## Aim of the task
Every line that includes the word "предоставлению" is to be listed.

>> begin Exercise materials

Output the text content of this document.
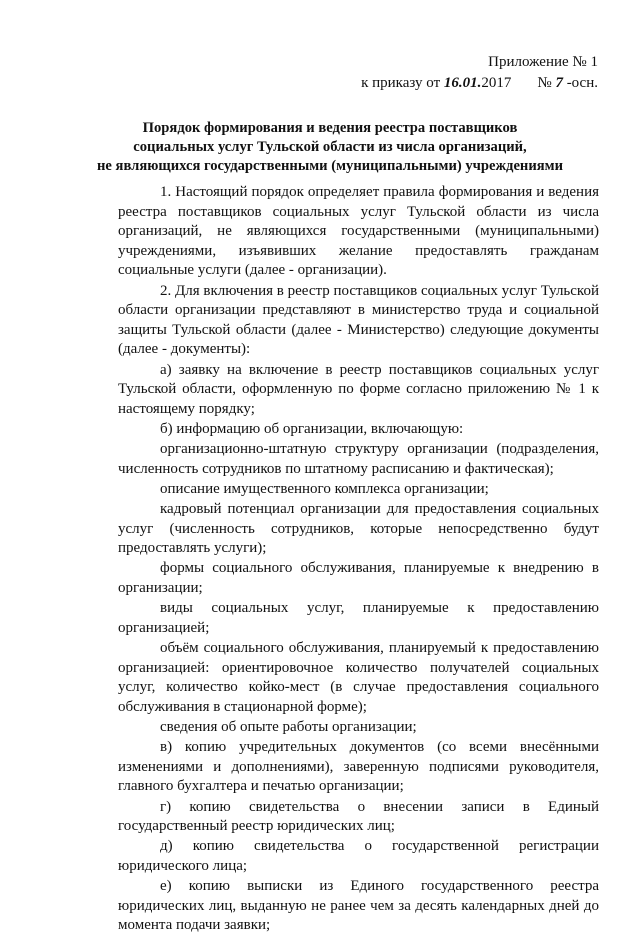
Приложение № 1
к приказу от 16.01.2017 № 7 -осн.
Порядок формирования и ведения реестра поставщиков
социальных услуг Тульской области из числа организаций,
не являющихся государственными (муниципальными) учреждениями

1. Настоящий порядок определяет правила формирования и ведения реестра поставщиков социальных услуг Тульской области из числа организаций, не являющихся государственными (муниципальными) учреждениями, изъявивших желание предоставлять гражданам социальные услуги (далее - организации).

2. Для включения в реестр поставщиков социальных услуг Тульской области организации представляют в министерство труда и социальной защиты Тульской области (далее - Министерство) следующие документы (далее - документы):

а) заявку на включение в реестр поставщиков социальных услуг Тульской области, оформленную по форме согласно приложению № 1 к настоящему порядку;

б) информацию об организации, включающую:

организационно-штатную структуру организации (подразделения, численность сотрудников по штатному расписанию и фактическая);

описание имущественного комплекса организации;

кадровый потенциал организации для предоставления социальных услуг (численность сотрудников, которые непосредственно будут предоставлять услуги);

формы социального обслуживания, планируемые к внедрению в организации;

виды социальных услуг, планируемые к предоставлению организацией;

объём социального обслуживания, планируемый к предоставлению организацией: ориентировочное количество получателей социальных услуг, количество койко-мест (в случае предоставления социального обслуживания в стационарной форме);

сведения об опыте работы организации;

в) копию учредительных документов (со всеми внесёнными изменениями и дополнениями), заверенную подписями руководителя, главного бухгалтера и печатью организации;

г) копию свидетельства о внесении записи в Единый государственный реестр юридических лиц;

д) копию свидетельства о государственной регистрации юридического лица;

е) копию выписки из Единого государственного реестра юридических лиц, выданную не ранее чем за десять календарных дней до момента подачи заявки;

>> end Exercise materials

## Complete output
виды социальных услуг, планируемые к предоставлению организацией;
объём социального обслуживания, планируемый к предоставлению организацией: ориентировочное количество получателей социальных услуг, количество койко-мест (в случае предоставления социального обслуживания в стационарной форме);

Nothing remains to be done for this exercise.